Task objective => Write out all of the entries that follow, word for word, but skip the pictures.

Extracted data entries:

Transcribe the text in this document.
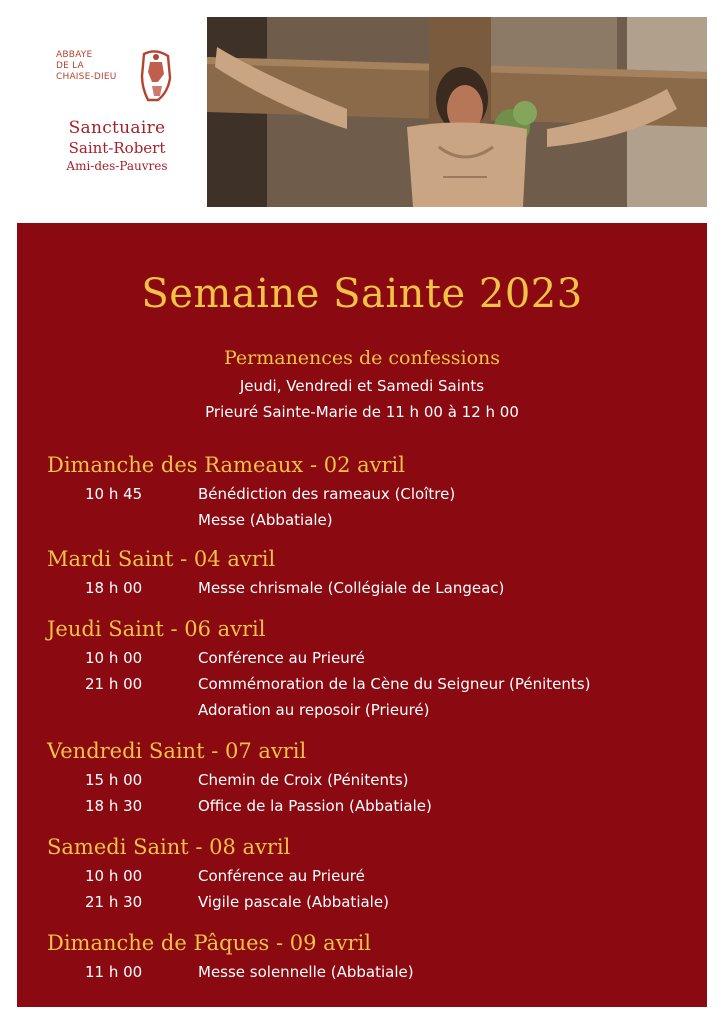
ABBAYE
DE LA
CHAISE-DIEU
Sanctuaire
Saint-Robert
Ami-des-Pauvres
Semaine Sainte 2023
Permanences de confessions
Jeudi, Vendredi et Samedi Saints
Prieuré Sainte-Marie de 11 h 00 à 12 h 00
Dimanche des Rameaux - 02 avril
10 h 45	Bénédiction des rameaux (Cloître)
Messe (Abbatiale)
Mardi Saint - 04 avril
18 h 00	Messe chrismale (Collégiale de Langeac)
Jeudi Saint - 06 avril
10 h 00	Conférence au Prieuré
21 h 00	Commémoration de la Cène du Seigneur (Pénitents)
Adoration au reposoir (Prieuré)
Vendredi Saint - 07 avril
15 h 00	Chemin de Croix (Pénitents)
18 h 30	Office de la Passion (Abbatiale)
Samedi Saint - 08 avril
10 h 00	Conférence au Prieuré
21 h 30	Vigile pascale (Abbatiale)
Dimanche de Pâques - 09 avril
11 h 00	Messe solennelle (Abbatiale)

The result =>
Transcribe the text in this document.
ABBAYE
DE LA
CHAISE-DIEU
Sanctuaire
Saint-Robert
Ami-des-Pauvres
Semaine Sainte 2023
Permanences de confessions
Jeudi, Vendredi et Samedi Saints
Prieuré Sainte-Marie de 11 h 00 à 12 h 00
Dimanche des Rameaux - 02 avril
10 h 45	Bénédiction des rameaux (Cloître)
Messe (Abbatiale)
Mardi Saint - 04 avril
18 h 00	Messe chrismale (Collégiale de Langeac)
Jeudi Saint - 06 avril
10 h 00	Conférence au Prieuré
21 h 00	Commémoration de la Cène du Seigneur (Pénitents)
Adoration au reposoir (Prieuré)
Vendredi Saint - 07 avril
15 h 00	Chemin de Croix (Pénitents)
18 h 30	Office de la Passion (Abbatiale)
Samedi Saint - 08 avril
10 h 00	Conférence au Prieuré
21 h 30	Vigile pascale (Abbatiale)
Dimanche de Pâques - 09 avril
11 h 00	Messe solennelle (Abbatiale)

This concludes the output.